PROVIDED INFORMATION ▸
** START **

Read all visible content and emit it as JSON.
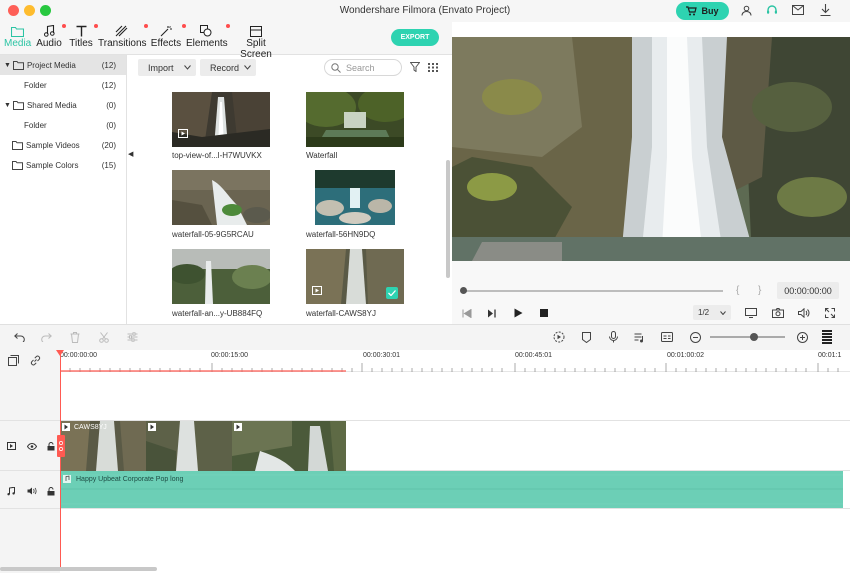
{
  "window": {
    "title": "Wondershare Filmora (Envato Project)",
    "buy_label": "Buy"
  },
  "toolbar": {
    "tabs": [
      {
        "label": "Media",
        "icon": "folder-icon",
        "active": true
      },
      {
        "label": "Audio",
        "icon": "music-icon",
        "badge": true
      },
      {
        "label": "Titles",
        "icon": "text-icon",
        "badge": true
      },
      {
        "label": "Transitions",
        "icon": "transition-icon",
        "badge": true
      },
      {
        "label": "Effects",
        "icon": "effects-icon",
        "badge": true
      },
      {
        "label": "Elements",
        "icon": "elements-icon",
        "badge": true
      },
      {
        "label": "Split Screen",
        "icon": "split-screen-icon"
      }
    ],
    "export_label": "EXPORT"
  },
  "tree": {
    "items": [
      {
        "label": "Project Media",
        "count": "(12)"
      },
      {
        "label": "Folder",
        "count": "(12)"
      },
      {
        "label": "Shared Media",
        "count": "(0)"
      },
      {
        "label": "Folder",
        "count": "(0)"
      },
      {
        "label": "Sample Videos",
        "count": "(20)"
      },
      {
        "label": "Sample Colors",
        "count": "(15)"
      }
    ]
  },
  "media": {
    "import_label": "Import",
    "record_label": "Record",
    "search_placeholder": "Search",
    "items": [
      {
        "label": "top-view-of...l-H7WUVKX"
      },
      {
        "label": "Waterfall"
      },
      {
        "label": "waterfall-05-9G5RCAU"
      },
      {
        "label": "waterfall-56HN9DQ"
      },
      {
        "label": "waterfall-an...y-UB884FQ"
      },
      {
        "label": "waterfall-CAWS8YJ"
      }
    ]
  },
  "preview": {
    "timecode": "00:00:00:00",
    "ratio": "1/2"
  },
  "timeline": {
    "ruler_labels": [
      "00:00:00:00",
      "00:00:15:00",
      "00:00:30:01",
      "00:00:45:01",
      "00:01:00:02",
      "00:01:1"
    ],
    "video_clip_label": "CAWS8YJ",
    "audio_clip_label": "Happy Upbeat Corporate Pop long"
  },
  "colors": {
    "accent": "#2ed3b1",
    "playhead": "#ff5a52",
    "audio_clip": "#6ccfb6"
  }
}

** END **

EXERCISE AIM ▸
Set the entries down again exactly. Do not include the images.

RIGHT ANSWER ▸
Read all visible content and emit it as JSON.
{
  "window": {
    "title": "Wondershare Filmora (Envato Project)",
    "buy_label": "Buy"
  },
  "toolbar": {
    "tabs": [
      {
        "label": "Media",
        "icon": "folder-icon",
        "active": true
      },
      {
        "label": "Audio",
        "icon": "music-icon",
        "badge": true
      },
      {
        "label": "Titles",
        "icon": "text-icon",
        "badge": true
      },
      {
        "label": "Transitions",
        "icon": "transition-icon",
        "badge": true
      },
      {
        "label": "Effects",
        "icon": "effects-icon",
        "badge": true
      },
      {
        "label": "Elements",
        "icon": "elements-icon",
        "badge": true
      },
      {
        "label": "Split Screen",
        "icon": "split-screen-icon"
      }
    ],
    "export_label": "EXPORT"
  },
  "tree": {
    "items": [
      {
        "label": "Project Media",
        "count": "(12)"
      },
      {
        "label": "Folder",
        "count": "(12)"
      },
      {
        "label": "Shared Media",
        "count": "(0)"
      },
      {
        "label": "Folder",
        "count": "(0)"
      },
      {
        "label": "Sample Videos",
        "count": "(20)"
      },
      {
        "label": "Sample Colors",
        "count": "(15)"
      }
    ]
  },
  "media": {
    "import_label": "Import",
    "record_label": "Record",
    "search_placeholder": "Search",
    "items": [
      {
        "label": "top-view-of...l-H7WUVKX"
      },
      {
        "label": "Waterfall"
      },
      {
        "label": "waterfall-05-9G5RCAU"
      },
      {
        "label": "waterfall-56HN9DQ"
      },
      {
        "label": "waterfall-an...y-UB884FQ"
      },
      {
        "label": "waterfall-CAWS8YJ"
      }
    ]
  },
  "preview": {
    "timecode": "00:00:00:00",
    "ratio": "1/2"
  },
  "timeline": {
    "ruler_labels": [
      "00:00:00:00",
      "00:00:15:00",
      "00:00:30:01",
      "00:00:45:01",
      "00:01:00:02",
      "00:01:1"
    ],
    "video_clip_label": "CAWS8YJ",
    "audio_clip_label": "Happy Upbeat Corporate Pop long"
  },
  "colors": {
    "accent": "#2ed3b1",
    "playhead": "#ff5a52",
    "audio_clip": "#6ccfb6"
  }
}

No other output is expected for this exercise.